━━ Extracted entries
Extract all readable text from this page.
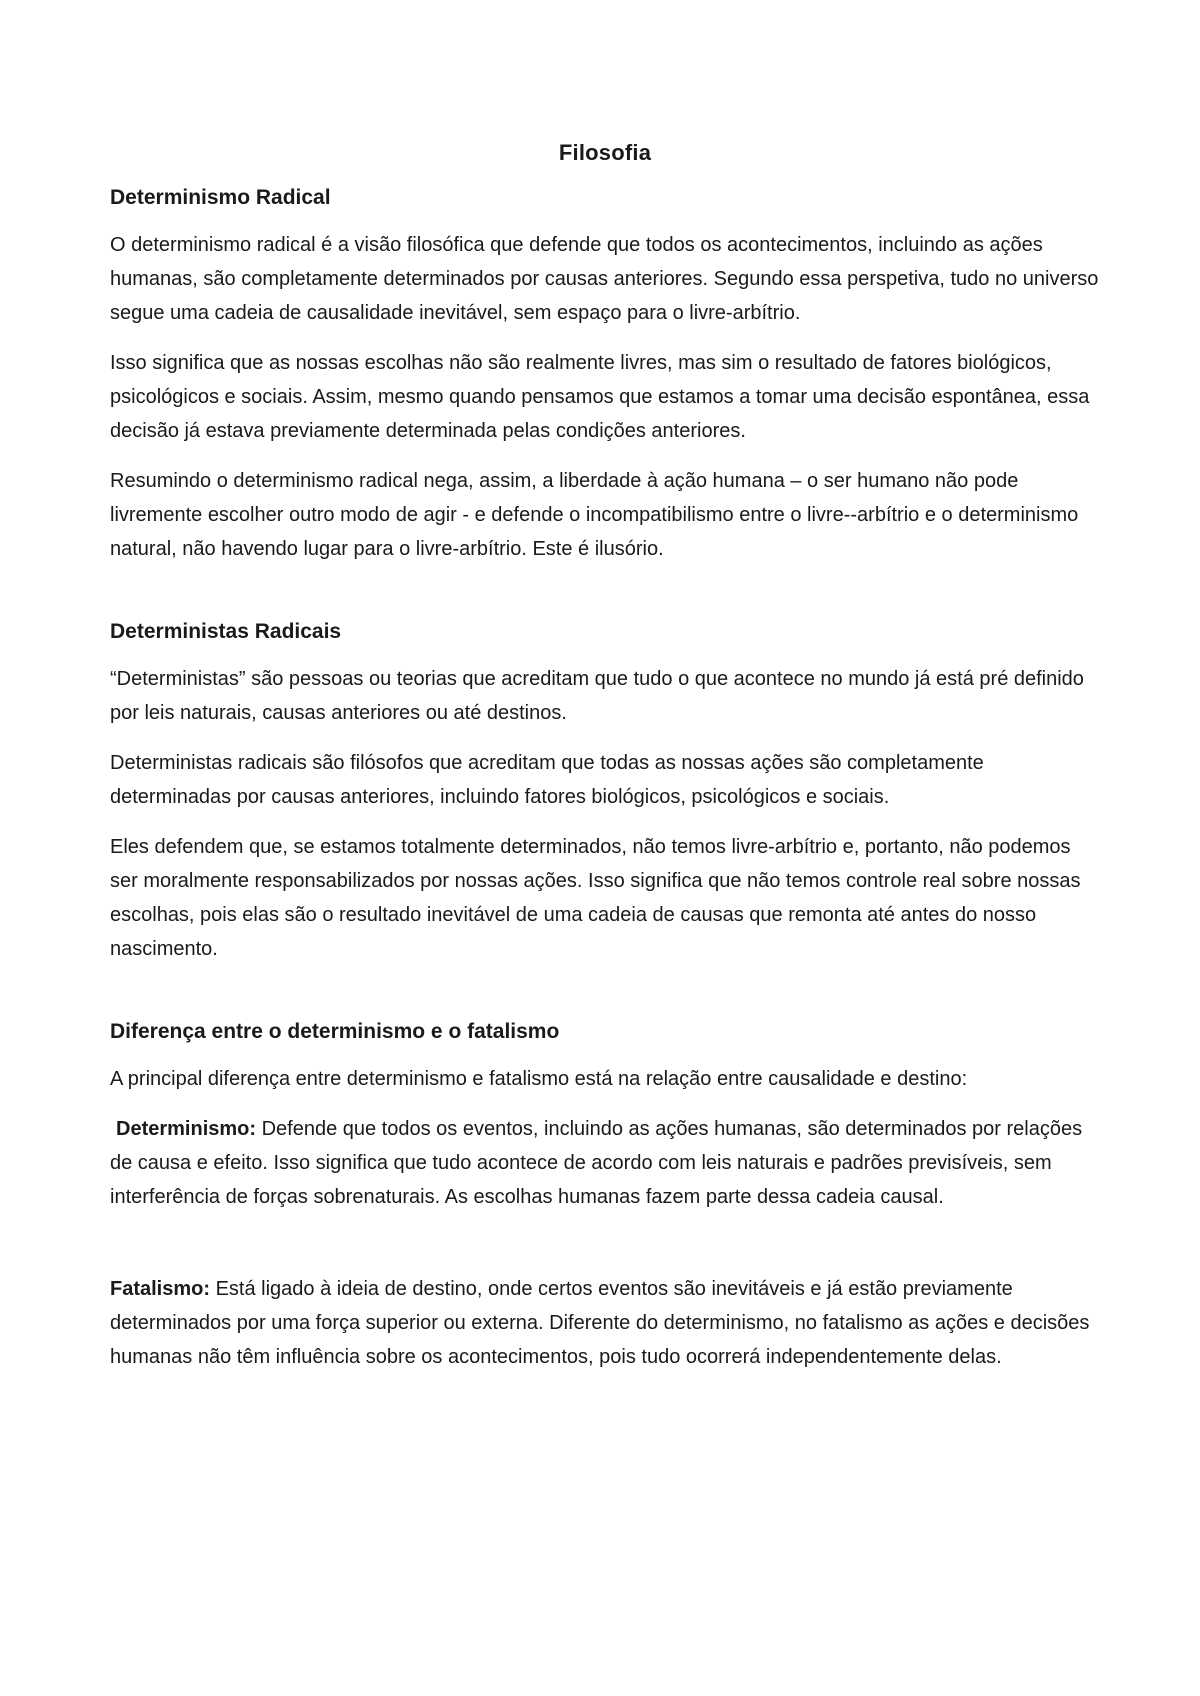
Filosofia
Determinismo Radical

O determinismo radical é a visão filosófica que defende que todos os acontecimentos, incluindo as ações humanas, são completamente determinados por causas anteriores. Segundo essa perspetiva, tudo no universo segue uma cadeia de causalidade inevitável, sem espaço para o livre-arbítrio.

Isso significa que as nossas escolhas não são realmente livres, mas sim o resultado de fatores biológicos, psicológicos e sociais. Assim, mesmo quando pensamos que estamos a tomar uma decisão espontânea, essa decisão já estava previamente determinada pelas condições anteriores.

Resumindo o determinismo radical nega, assim, a liberdade à ação humana – o ser humano não pode livremente escolher outro modo de agir - e defende o incompatibilismo entre o livre--arbítrio e o determinismo natural, não havendo lugar para o livre-arbítrio. Este é ilusório.

Deterministas Radicais

“Deterministas” são pessoas ou teorias que acreditam que tudo o que acontece no mundo já está pré definido por leis naturais, causas anteriores ou até destinos.

Deterministas radicais são filósofos que acreditam que todas as nossas ações são completamente determinadas por causas anteriores, incluindo fatores biológicos, psicológicos e sociais.

Eles defendem que, se estamos totalmente determinados, não temos livre-arbítrio e, portanto, não podemos ser moralmente responsabilizados por nossas ações. Isso significa que não temos controle real sobre nossas escolhas, pois elas são o resultado inevitável de uma cadeia de causas que remonta até antes do nosso nascimento.

Diferença entre o determinismo e o fatalismo

A principal diferença entre determinismo e fatalismo está na relação entre causalidade e destino:

Determinismo: Defende que todos os eventos, incluindo as ações humanas, são determinados por relações de causa e efeito. Isso significa que tudo acontece de acordo com leis naturais e padrões previsíveis, sem interferência de forças sobrenaturais. As escolhas humanas fazem parte dessa cadeia causal.

Fatalismo: Está ligado à ideia de destino, onde certos eventos são inevitáveis e já estão previamente determinados por uma força superior ou externa. Diferente do determinismo, no fatalismo as ações e decisões humanas não têm influência sobre os acontecimentos, pois tudo ocorrerá independentemente delas.
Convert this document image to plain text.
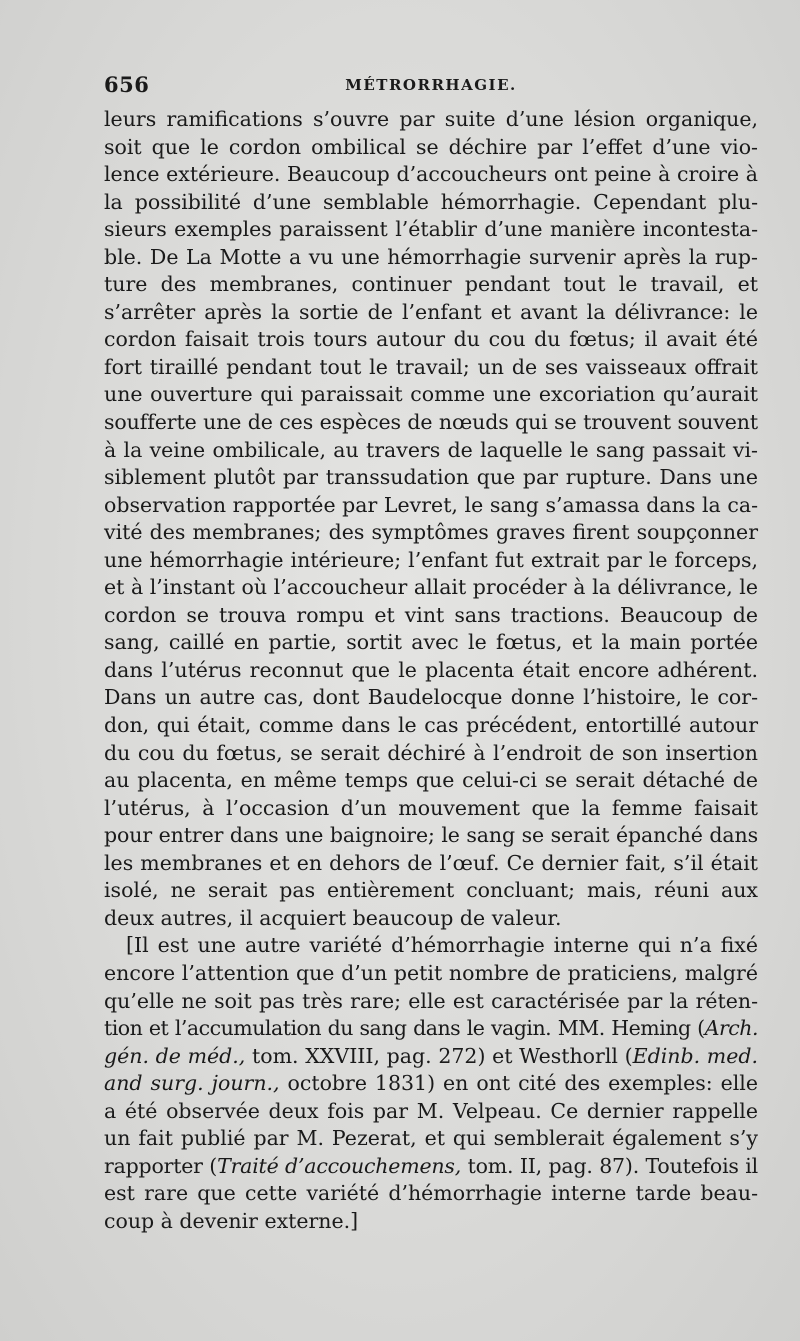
656	MÉTRORRHAGIE.
leurs ramifications s’ouvre par suite d’une lésion organique,
soit que le cordon ombilical se déchire par l’effet d’une vio-
lence extérieure. Beaucoup d’accoucheurs ont peine à croire à
la possibilité d’une semblable hémorrhagie. Cependant plu-
sieurs exemples paraissent l’établir d’une manière incontesta-
ble. De La Motte a vu une hémorrhagie survenir après la rup-
ture des membranes, continuer pendant tout le travail, et
s’arrêter après la sortie de l’enfant et avant la délivrance: le
cordon faisait trois tours autour du cou du fœtus; il avait été
fort tiraillé pendant tout le travail; un de ses vaisseaux offrait
une ouverture qui paraissait comme une excoriation qu’aurait
soufferte une de ces espèces de nœuds qui se trouvent souvent
à la veine ombilicale, au travers de laquelle le sang passait vi-
siblement plutôt par transsudation que par rupture. Dans une
observation rapportée par Levret, le sang s’amassa dans la ca-
vité des membranes; des symptômes graves firent soupçonner
une hémorrhagie intérieure; l’enfant fut extrait par le forceps,
et à l’instant où l’accoucheur allait procéder à la délivrance, le
cordon se trouva rompu et vint sans tractions. Beaucoup de
sang, caillé en partie, sortit avec le fœtus, et la main portée
dans l’utérus reconnut que le placenta était encore adhérent.
Dans un autre cas, dont Baudelocque donne l’histoire, le cor-
don, qui était, comme dans le cas précédent, entortillé autour
du cou du fœtus, se serait déchiré à l’endroit de son insertion
au placenta, en même temps que celui-ci se serait détaché de
l’utérus, à l’occasion d’un mouvement que la femme faisait
pour entrer dans une baignoire; le sang se serait épanché dans
les membranes et en dehors de l’œuf. Ce dernier fait, s’il était
isolé, ne serait pas entièrement concluant; mais, réuni aux
deux autres, il acquiert beaucoup de valeur.
[Il est une autre variété d’hémorrhagie interne qui n’a fixé
encore l’attention que d’un petit nombre de praticiens, malgré
qu’elle ne soit pas très rare; elle est caractérisée par la réten-
tion et l’accumulation du sang dans le vagin. MM. Heming (Arch.
gén. de méd., tom. XXVIII, pag. 272) et Westhorll (Edinb. med.
and surg. journ., octobre 1831) en ont cité des exemples: elle
a été observée deux fois par M. Velpeau. Ce dernier rappelle
un fait publié par M. Pezerat, et qui semblerait également s’y
rapporter (Traité d’accouchemens, tom. II, pag. 87). Toutefois il
est rare que cette variété d’hémorrhagie interne tarde beau-
coup à devenir externe.]
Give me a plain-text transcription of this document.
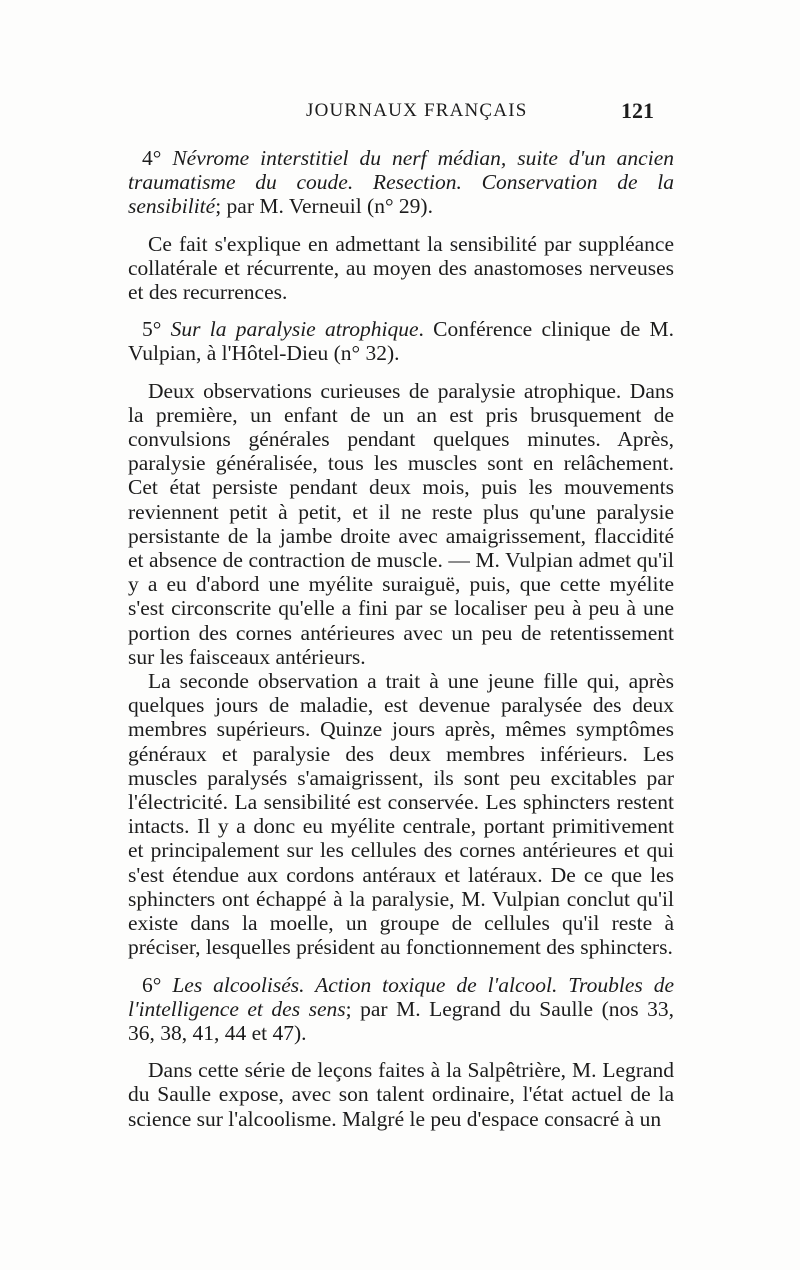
JOURNAUX FRANÇAIS	121

4° Névrome interstitiel du nerf médian, suite d'un ancien traumatisme du coude. Resection. Conservation de la sensibilité; par M. Verneuil (n° 29).

Ce fait s'explique en admettant la sensibilité par suppléance collatérale et récurrente, au moyen des anastomoses nerveuses et des recurrences.

5° Sur la paralysie atrophique. Conférence clinique de M. Vulpian, à l'Hôtel-Dieu (n° 32).

Deux observations curieuses de paralysie atrophique. Dans la première, un enfant de un an est pris brusquement de convulsions générales pendant quelques minutes. Après, paralysie généralisée, tous les muscles sont en relâchement. Cet état persiste pendant deux mois, puis les mouvements reviennent petit à petit, et il ne reste plus qu'une paralysie persistante de la jambe droite avec amaigrissement, flaccidité et absence de contraction de muscle. — M. Vulpian admet qu'il y a eu d'abord une myélite suraiguë, puis, que cette myélite s'est circonscrite qu'elle a fini par se localiser peu à peu à une portion des cornes antérieures avec un peu de retentissement sur les faisceaux antérieurs.

La seconde observation a trait à une jeune fille qui, après quelques jours de maladie, est devenue paralysée des deux membres supérieurs. Quinze jours après, mêmes symptômes généraux et paralysie des deux membres inférieurs. Les muscles paralysés s'amaigrissent, ils sont peu excitables par l'électricité. La sensibilité est conservée. Les sphincters restent intacts. Il y a donc eu myélite centrale, portant primitivement et principalement sur les cellules des cornes antérieures et qui s'est étendue aux cordons antéraux et latéraux. De ce que les sphincters ont échappé à la paralysie, M. Vulpian conclut qu'il existe dans la moelle, un groupe de cellules qu'il reste à préciser, lesquelles président au fonctionnement des sphincters.

6° Les alcoolisés. Action toxique de l'alcool. Troubles de l'intelligence et des sens; par M. Legrand du Saulle (nos 33, 36, 38, 41, 44 et 47).

Dans cette série de leçons faites à la Salpêtrière, M. Legrand du Saulle expose, avec son talent ordinaire, l'état actuel de la science sur l'alcoolisme. Malgré le peu d'espace consacré à un
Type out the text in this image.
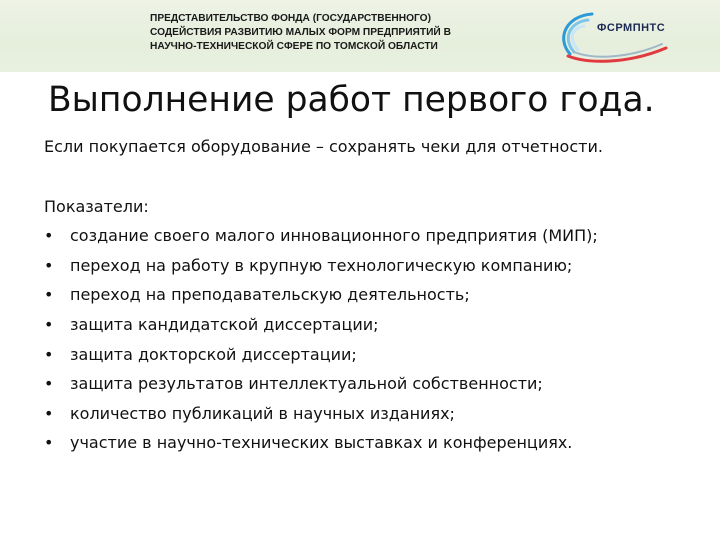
ПРЕДСТАВИТЕЛЬСТВО ФОНДА (ГОСУДАРСТВЕННОГО)
СОДЕЙСТВИЯ РАЗВИТИЮ МАЛЫХ ФОРМ ПРЕДПРИЯТИЙ В
НАУЧНО-ТЕХНИЧЕСКОЙ СФЕРЕ ПО ТОМСКОЙ ОБЛАСТИ
ФСРМПНТС
Выполнение работ первого года.
Если покупается оборудование – сохранять чеки для отчетности.
Показатели:
• создание своего малого инновационного предприятия (МИП);
• переход на работу в крупную технологическую компанию;
• переход на преподавательскую деятельность;
• защита кандидатской диссертации;
• защита докторской диссертации;
• защита результатов интеллектуальной собственности;
• количество публикаций в научных изданиях;
• участие в научно-технических выставках и конференциях.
━━━━
Job: Copy each line above that contains the word "document".

Complete answer:
Convert this document image to plain text.
Give me a plain-text transcription of this document.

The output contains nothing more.